(Rows from a dataset)

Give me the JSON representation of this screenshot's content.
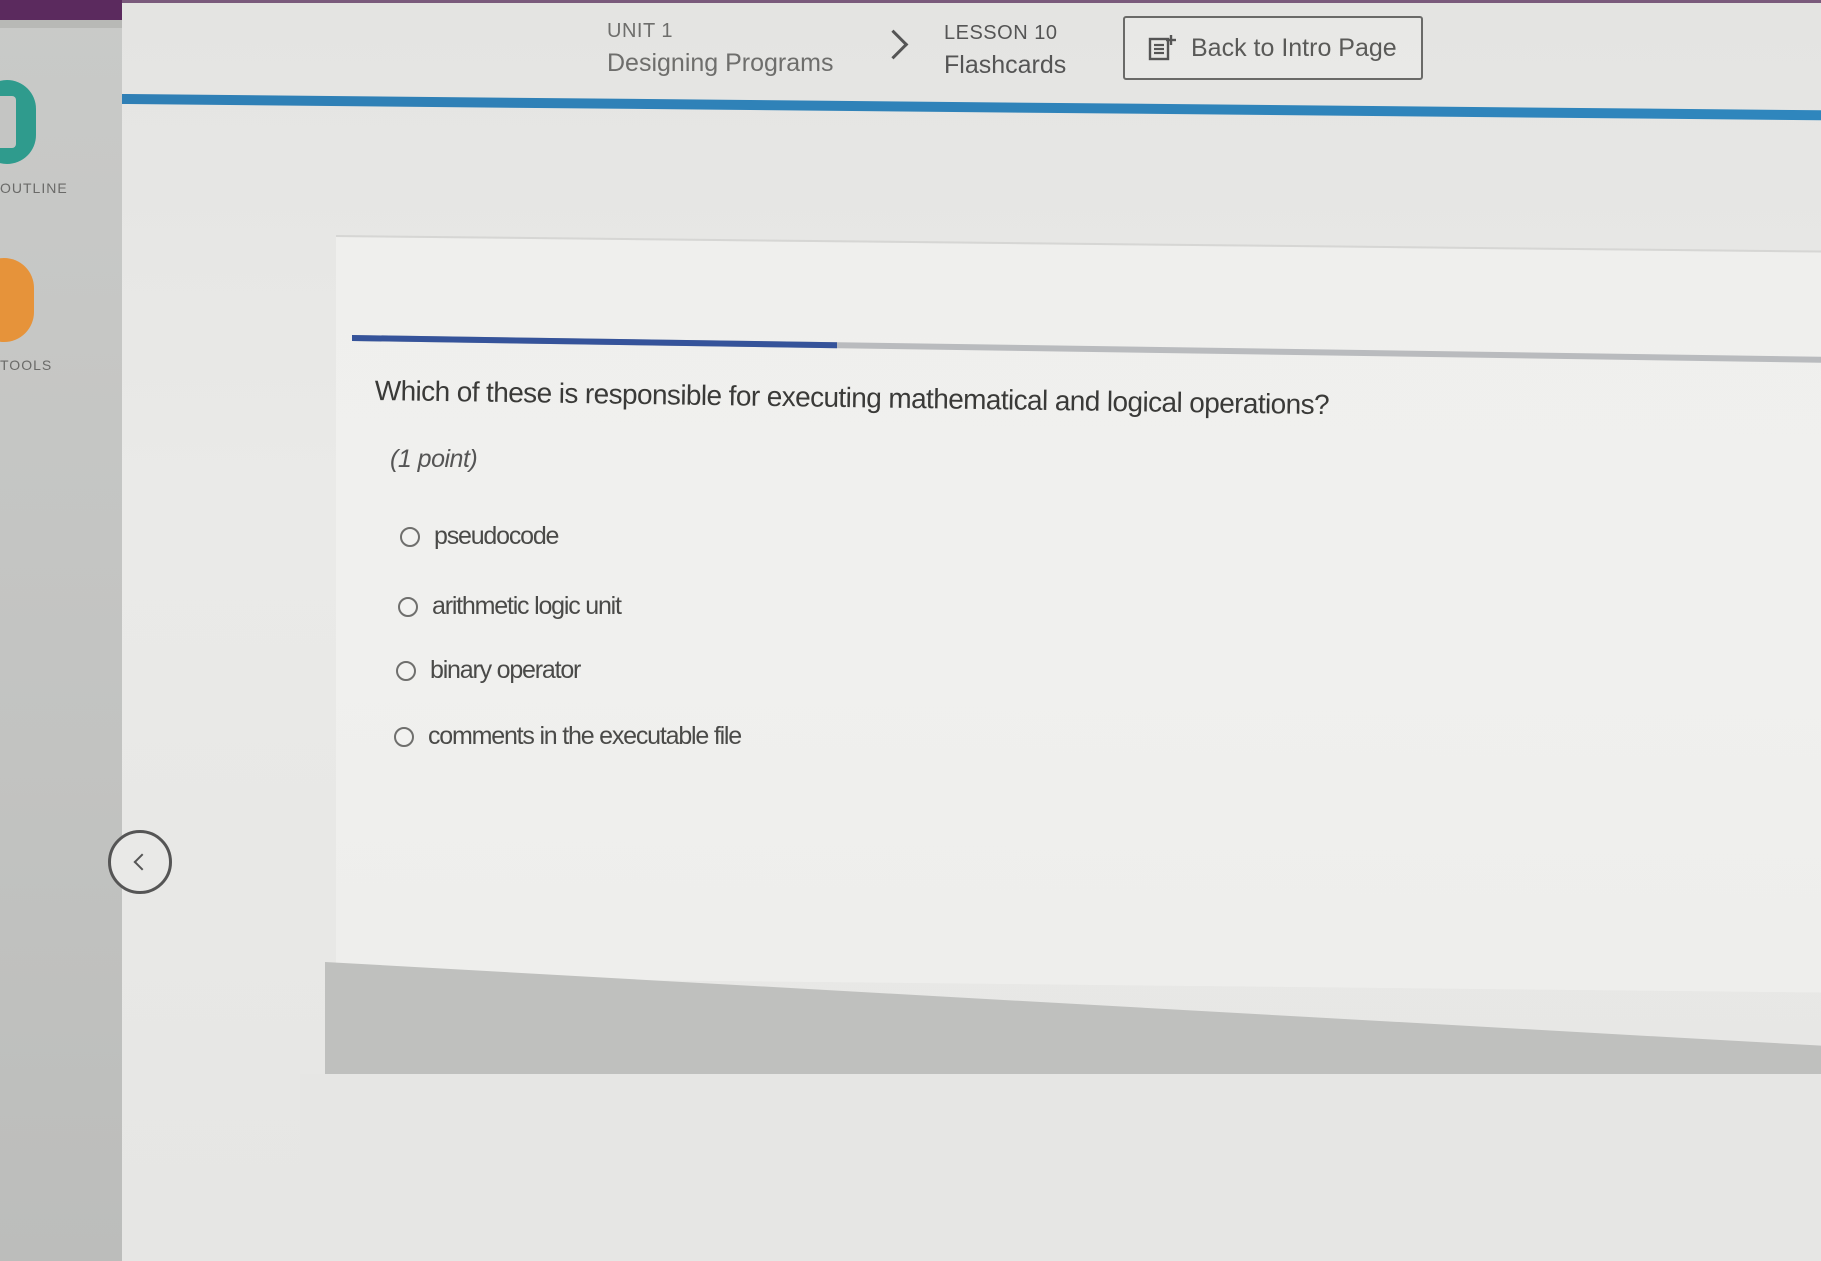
{
  "sidebar": {
    "items": [
      {
        "label": "OUTLINE",
        "icon": "outline-icon",
        "color": "#2f9b8d"
      },
      {
        "label": "TOOLS",
        "icon": "tools-icon",
        "color": "#e6933a"
      }
    ]
  },
  "breadcrumb": {
    "unit_label": "UNIT 1",
    "unit_title": "Designing Programs",
    "lesson_label": "LESSON 10",
    "lesson_title": "Flashcards"
  },
  "header": {
    "back_button_label": "Back to Intro Page",
    "back_button_icon": "intro-page-icon"
  },
  "quiz": {
    "progress_fraction": 0.33,
    "question": "Which of these is responsible for executing mathematical and logical operations?",
    "points": "(1 point)",
    "options": [
      {
        "label": "pseudocode",
        "selected": false
      },
      {
        "label": "arithmetic logic unit",
        "selected": false
      },
      {
        "label": "binary operator",
        "selected": false
      },
      {
        "label": "comments in the executable file",
        "selected": false
      }
    ],
    "prev_icon": "chevron-left-icon"
  },
  "colors": {
    "accent_blue": "#2f7fb5",
    "progress_fill": "#35539a",
    "brand_purple": "#5b2a5e"
  }
}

**Goal of the exercise**
Each entry must be retyped word for word, with every image omitted.

**Answer to the exercise**
Give me the JSON representation of this screenshot's content.
{
  "sidebar": {
    "items": [
      {
        "label": "OUTLINE",
        "icon": "outline-icon",
        "color": "#2f9b8d"
      },
      {
        "label": "TOOLS",
        "icon": "tools-icon",
        "color": "#e6933a"
      }
    ]
  },
  "breadcrumb": {
    "unit_label": "UNIT 1",
    "unit_title": "Designing Programs",
    "lesson_label": "LESSON 10",
    "lesson_title": "Flashcards"
  },
  "header": {
    "back_button_label": "Back to Intro Page",
    "back_button_icon": "intro-page-icon"
  },
  "quiz": {
    "progress_fraction": 0.33,
    "question": "Which of these is responsible for executing mathematical and logical operations?",
    "points": "(1 point)",
    "options": [
      {
        "label": "pseudocode",
        "selected": false
      },
      {
        "label": "arithmetic logic unit",
        "selected": false
      },
      {
        "label": "binary operator",
        "selected": false
      },
      {
        "label": "comments in the executable file",
        "selected": false
      }
    ],
    "prev_icon": "chevron-left-icon"
  },
  "colors": {
    "accent_blue": "#2f7fb5",
    "progress_fill": "#35539a",
    "brand_purple": "#5b2a5e"
  }
}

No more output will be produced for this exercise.